● Excerpt from a dataset:

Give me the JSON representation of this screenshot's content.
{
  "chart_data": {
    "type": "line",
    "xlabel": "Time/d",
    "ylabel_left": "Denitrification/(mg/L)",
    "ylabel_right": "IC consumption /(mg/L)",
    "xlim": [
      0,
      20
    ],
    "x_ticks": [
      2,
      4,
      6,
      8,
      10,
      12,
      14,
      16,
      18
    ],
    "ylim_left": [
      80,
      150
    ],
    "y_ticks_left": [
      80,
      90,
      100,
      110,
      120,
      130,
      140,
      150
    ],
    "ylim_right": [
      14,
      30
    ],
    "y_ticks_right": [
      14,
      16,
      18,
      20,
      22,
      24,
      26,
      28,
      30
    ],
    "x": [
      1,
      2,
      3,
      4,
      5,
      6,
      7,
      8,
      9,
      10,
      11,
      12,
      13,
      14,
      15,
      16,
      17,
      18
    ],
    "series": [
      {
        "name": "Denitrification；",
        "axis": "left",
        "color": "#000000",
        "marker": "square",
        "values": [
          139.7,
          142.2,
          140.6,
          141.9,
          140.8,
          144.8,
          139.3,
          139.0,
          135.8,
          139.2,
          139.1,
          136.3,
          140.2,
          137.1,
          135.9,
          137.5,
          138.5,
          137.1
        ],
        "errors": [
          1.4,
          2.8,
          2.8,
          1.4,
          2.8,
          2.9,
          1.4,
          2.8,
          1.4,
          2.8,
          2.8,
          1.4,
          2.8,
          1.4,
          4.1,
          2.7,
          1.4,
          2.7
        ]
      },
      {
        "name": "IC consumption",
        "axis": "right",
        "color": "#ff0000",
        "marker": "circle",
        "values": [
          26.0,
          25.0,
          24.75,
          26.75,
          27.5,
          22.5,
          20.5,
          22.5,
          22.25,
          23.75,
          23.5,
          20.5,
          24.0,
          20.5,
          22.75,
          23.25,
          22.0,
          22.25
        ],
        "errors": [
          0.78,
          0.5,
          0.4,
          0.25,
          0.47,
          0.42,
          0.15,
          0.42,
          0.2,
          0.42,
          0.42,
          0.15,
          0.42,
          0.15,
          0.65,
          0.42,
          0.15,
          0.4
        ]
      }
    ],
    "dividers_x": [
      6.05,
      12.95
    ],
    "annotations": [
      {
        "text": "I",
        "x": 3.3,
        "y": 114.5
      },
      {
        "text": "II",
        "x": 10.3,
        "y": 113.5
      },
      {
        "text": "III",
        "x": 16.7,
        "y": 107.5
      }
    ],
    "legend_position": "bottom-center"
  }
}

---

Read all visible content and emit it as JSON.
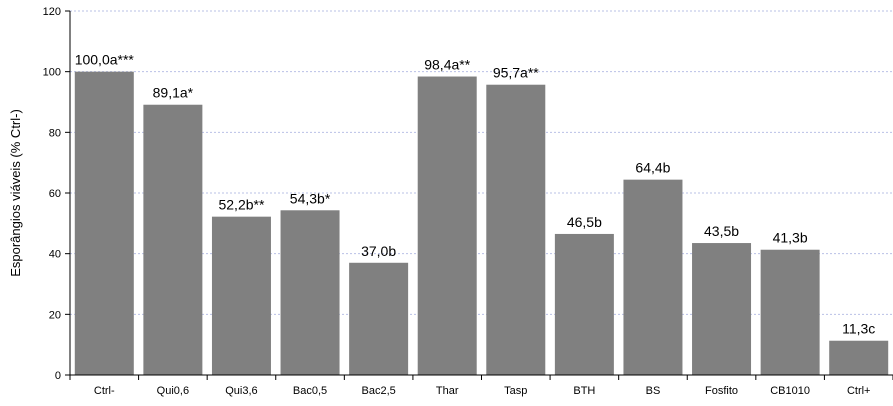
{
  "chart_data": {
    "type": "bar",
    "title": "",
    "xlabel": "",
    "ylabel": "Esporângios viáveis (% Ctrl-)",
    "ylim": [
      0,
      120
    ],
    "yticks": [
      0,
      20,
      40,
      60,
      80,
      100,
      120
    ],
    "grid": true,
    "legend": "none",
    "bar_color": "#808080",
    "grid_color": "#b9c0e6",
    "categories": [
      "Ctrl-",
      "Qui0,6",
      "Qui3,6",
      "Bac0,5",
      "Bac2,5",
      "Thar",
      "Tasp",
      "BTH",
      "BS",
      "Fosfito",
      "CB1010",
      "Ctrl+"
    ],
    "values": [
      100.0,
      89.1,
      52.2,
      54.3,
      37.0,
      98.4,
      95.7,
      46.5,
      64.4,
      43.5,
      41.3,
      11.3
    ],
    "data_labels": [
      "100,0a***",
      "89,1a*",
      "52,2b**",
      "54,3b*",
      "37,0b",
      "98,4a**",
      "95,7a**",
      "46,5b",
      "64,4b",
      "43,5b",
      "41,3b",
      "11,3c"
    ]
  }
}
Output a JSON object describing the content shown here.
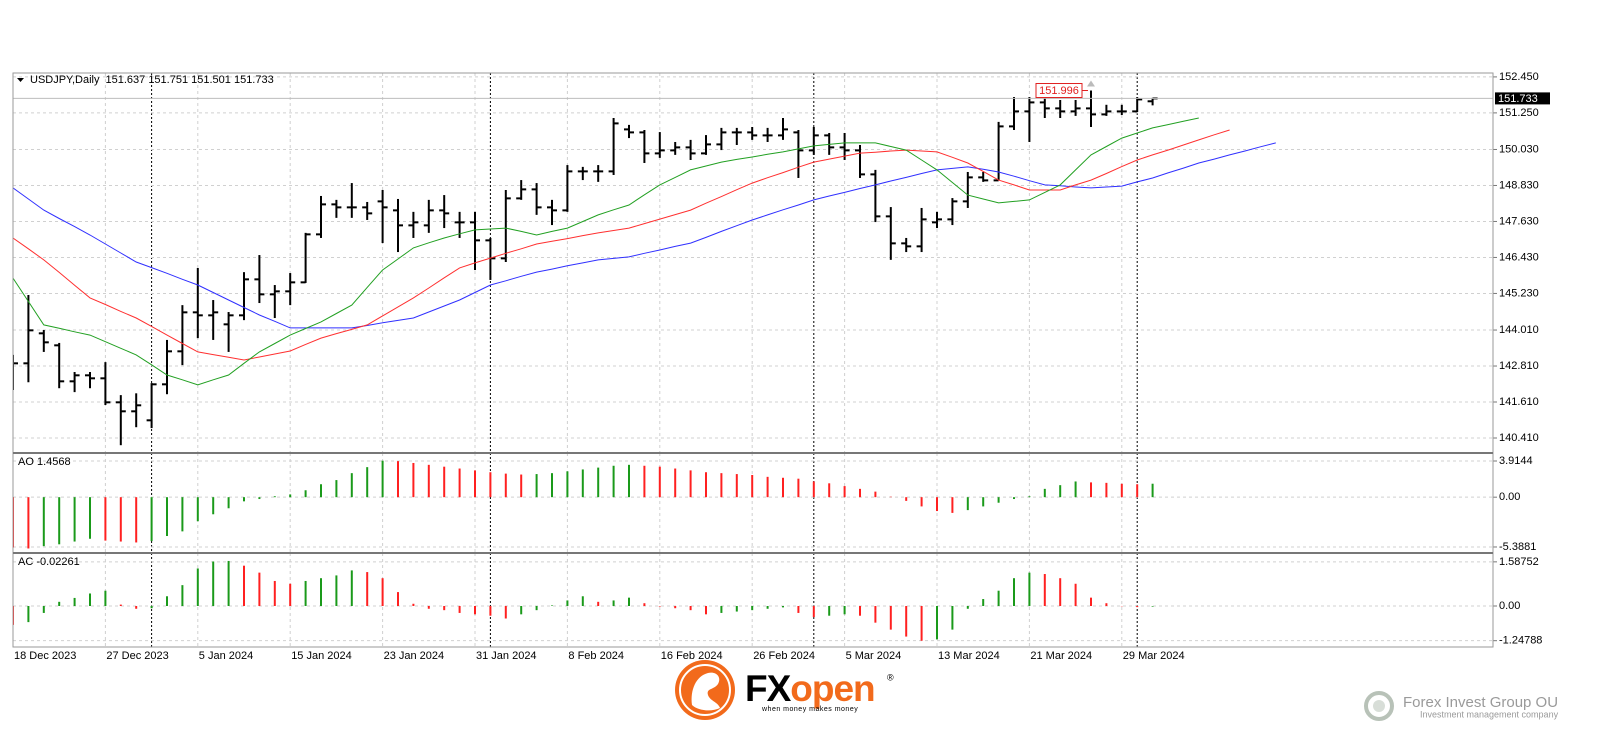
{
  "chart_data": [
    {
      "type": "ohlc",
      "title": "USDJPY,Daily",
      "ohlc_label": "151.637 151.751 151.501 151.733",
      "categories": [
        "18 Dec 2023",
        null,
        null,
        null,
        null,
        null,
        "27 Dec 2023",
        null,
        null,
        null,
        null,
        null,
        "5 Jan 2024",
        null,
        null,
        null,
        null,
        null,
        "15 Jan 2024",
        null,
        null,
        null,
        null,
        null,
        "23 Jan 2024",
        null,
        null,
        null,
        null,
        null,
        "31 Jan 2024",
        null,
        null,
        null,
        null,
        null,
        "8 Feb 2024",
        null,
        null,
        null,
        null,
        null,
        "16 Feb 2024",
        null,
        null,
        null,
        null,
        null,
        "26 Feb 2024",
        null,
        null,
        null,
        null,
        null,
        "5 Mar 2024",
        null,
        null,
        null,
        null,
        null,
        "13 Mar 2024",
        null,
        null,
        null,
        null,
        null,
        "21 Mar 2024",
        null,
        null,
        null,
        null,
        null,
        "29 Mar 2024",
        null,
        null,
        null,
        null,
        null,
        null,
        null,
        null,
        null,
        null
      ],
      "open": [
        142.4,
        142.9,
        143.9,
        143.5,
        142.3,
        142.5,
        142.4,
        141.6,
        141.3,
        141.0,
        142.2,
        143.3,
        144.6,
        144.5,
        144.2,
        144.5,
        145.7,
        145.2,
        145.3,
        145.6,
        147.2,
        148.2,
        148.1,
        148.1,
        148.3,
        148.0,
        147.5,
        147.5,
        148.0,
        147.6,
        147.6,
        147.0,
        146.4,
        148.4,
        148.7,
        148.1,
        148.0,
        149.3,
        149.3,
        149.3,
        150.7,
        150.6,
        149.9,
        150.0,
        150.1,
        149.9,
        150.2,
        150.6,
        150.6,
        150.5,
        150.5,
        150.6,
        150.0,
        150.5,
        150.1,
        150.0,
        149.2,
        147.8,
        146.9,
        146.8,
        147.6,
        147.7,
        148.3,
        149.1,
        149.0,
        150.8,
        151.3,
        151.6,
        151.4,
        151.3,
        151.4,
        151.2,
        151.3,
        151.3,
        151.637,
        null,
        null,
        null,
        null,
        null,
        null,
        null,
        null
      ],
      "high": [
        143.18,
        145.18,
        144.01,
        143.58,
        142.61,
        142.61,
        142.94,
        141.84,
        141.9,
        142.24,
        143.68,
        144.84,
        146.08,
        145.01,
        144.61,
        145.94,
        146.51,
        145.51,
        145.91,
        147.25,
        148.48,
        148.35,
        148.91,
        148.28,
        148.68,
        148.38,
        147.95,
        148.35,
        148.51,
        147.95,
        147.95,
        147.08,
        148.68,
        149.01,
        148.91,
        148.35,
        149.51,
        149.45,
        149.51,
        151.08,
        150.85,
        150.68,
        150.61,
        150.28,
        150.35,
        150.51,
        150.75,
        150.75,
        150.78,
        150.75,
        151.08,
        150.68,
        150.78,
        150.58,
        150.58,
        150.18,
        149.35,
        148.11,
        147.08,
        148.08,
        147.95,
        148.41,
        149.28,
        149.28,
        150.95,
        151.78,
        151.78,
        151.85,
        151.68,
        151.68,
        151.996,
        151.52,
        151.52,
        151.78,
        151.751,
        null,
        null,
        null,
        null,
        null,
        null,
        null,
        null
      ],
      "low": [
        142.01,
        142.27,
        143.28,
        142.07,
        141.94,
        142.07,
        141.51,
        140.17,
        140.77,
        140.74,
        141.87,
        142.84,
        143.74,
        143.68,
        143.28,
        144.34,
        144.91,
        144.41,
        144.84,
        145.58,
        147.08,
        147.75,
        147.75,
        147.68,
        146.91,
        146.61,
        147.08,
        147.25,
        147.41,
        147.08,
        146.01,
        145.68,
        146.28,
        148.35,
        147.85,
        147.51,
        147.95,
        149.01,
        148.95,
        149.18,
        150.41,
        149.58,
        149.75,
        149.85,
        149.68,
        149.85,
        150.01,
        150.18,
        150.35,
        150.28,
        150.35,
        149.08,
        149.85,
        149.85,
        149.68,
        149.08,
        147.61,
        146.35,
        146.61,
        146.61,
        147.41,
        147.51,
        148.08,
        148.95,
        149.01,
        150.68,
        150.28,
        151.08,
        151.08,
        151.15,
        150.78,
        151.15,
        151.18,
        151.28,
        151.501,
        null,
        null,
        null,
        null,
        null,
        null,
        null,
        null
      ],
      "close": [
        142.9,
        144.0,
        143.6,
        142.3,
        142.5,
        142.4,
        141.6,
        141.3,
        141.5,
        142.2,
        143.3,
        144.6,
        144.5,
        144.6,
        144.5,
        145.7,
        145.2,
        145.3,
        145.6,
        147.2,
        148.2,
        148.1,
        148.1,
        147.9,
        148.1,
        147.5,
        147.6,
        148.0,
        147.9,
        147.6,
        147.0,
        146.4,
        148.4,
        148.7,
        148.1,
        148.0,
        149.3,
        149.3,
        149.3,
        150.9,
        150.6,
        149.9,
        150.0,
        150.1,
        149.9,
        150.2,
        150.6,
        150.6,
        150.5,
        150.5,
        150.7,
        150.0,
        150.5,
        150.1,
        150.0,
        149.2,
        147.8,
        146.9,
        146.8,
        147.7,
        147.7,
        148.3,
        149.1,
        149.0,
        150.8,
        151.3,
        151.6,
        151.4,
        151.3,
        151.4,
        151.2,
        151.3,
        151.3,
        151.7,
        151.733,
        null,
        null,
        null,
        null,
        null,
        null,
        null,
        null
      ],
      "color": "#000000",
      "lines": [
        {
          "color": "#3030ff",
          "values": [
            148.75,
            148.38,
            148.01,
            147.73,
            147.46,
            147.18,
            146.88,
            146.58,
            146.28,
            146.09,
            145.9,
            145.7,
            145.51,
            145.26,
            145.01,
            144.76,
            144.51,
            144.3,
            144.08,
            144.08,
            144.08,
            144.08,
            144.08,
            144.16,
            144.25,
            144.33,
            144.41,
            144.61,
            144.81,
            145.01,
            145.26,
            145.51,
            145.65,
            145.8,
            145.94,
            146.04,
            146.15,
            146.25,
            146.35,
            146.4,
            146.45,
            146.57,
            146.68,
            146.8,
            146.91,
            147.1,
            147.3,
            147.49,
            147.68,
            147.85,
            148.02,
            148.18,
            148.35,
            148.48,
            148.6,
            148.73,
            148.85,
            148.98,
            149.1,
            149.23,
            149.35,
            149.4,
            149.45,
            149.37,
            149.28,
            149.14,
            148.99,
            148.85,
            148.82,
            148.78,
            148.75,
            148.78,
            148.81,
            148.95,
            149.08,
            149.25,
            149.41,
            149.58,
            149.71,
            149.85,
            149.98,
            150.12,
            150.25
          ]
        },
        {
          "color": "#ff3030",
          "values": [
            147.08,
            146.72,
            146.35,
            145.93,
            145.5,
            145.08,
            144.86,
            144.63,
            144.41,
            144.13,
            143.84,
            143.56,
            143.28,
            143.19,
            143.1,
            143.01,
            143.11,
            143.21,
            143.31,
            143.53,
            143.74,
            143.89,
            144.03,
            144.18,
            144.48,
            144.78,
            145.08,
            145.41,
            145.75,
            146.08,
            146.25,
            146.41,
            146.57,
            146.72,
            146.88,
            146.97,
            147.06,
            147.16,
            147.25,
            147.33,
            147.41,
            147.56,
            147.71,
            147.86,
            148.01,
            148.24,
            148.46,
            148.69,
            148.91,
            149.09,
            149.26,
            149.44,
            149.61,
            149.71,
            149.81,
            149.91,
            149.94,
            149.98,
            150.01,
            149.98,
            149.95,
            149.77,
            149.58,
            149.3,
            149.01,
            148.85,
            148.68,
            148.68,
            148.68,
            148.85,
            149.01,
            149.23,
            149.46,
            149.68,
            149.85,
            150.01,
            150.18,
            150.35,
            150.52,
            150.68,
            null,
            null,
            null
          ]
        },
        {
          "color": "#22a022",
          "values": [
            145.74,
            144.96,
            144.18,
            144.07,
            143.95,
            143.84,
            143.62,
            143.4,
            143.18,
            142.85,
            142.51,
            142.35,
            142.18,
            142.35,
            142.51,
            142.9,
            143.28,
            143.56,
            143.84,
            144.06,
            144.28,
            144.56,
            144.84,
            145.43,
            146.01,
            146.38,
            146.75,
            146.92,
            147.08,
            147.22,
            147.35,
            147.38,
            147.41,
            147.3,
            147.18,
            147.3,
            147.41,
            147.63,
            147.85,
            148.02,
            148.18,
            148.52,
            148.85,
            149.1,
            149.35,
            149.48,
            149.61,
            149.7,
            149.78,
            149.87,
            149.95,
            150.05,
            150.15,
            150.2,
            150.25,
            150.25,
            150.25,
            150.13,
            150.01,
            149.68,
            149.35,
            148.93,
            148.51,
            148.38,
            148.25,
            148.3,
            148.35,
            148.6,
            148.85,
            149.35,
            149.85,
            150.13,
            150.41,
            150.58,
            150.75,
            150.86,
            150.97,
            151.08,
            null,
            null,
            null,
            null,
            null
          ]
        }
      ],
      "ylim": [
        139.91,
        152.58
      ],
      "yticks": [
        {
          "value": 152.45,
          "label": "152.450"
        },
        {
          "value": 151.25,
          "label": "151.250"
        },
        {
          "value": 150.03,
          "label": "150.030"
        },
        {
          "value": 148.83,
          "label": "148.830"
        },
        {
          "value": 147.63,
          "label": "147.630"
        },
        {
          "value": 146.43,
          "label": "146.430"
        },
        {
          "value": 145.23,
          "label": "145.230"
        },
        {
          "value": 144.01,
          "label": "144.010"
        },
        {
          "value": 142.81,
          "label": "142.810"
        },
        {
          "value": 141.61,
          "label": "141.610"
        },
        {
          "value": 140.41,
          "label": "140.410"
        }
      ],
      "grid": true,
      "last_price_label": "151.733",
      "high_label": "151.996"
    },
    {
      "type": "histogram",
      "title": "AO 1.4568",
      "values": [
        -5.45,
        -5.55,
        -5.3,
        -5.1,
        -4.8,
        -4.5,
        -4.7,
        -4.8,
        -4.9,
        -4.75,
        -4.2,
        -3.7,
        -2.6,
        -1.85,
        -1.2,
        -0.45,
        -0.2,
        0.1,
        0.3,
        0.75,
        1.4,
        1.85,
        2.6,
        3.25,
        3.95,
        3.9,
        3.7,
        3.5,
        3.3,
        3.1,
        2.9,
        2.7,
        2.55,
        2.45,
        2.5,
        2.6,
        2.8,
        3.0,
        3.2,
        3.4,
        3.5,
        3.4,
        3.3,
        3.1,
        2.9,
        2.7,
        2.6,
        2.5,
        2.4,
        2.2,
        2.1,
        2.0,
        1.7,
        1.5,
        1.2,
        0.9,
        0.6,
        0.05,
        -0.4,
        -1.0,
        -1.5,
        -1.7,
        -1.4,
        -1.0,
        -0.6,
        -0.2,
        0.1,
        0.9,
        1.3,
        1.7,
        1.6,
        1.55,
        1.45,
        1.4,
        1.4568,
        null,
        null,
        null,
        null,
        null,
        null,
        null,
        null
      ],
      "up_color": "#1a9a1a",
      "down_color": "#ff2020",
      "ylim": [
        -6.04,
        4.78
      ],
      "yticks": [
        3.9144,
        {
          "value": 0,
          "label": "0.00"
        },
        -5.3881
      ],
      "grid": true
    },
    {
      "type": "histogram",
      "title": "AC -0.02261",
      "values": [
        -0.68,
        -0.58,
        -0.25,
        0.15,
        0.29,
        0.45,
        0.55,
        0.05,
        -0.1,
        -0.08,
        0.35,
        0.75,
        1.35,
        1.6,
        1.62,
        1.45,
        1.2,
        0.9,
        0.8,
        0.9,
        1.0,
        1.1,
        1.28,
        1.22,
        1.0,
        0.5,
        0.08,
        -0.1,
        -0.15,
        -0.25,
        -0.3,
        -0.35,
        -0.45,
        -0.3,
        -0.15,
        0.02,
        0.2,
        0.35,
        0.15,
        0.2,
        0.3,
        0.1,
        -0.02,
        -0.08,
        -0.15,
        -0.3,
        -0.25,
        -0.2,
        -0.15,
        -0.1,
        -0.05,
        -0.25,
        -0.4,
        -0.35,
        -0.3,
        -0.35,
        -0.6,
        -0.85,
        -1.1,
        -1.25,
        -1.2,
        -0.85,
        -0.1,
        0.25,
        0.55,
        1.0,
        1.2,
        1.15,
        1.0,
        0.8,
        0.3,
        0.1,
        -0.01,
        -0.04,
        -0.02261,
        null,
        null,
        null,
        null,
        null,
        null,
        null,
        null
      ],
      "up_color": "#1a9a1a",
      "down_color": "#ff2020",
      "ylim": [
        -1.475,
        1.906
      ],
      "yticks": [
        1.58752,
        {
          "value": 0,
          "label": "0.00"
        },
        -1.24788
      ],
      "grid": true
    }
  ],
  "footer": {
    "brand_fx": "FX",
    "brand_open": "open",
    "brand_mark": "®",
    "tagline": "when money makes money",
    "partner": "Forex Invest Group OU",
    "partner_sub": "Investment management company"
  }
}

● Exercise instructions:
Gather every line from the listing above in which the word "name" appears.

● Task result:
        "name": "Denitrification；",
        "name": "IC consumption",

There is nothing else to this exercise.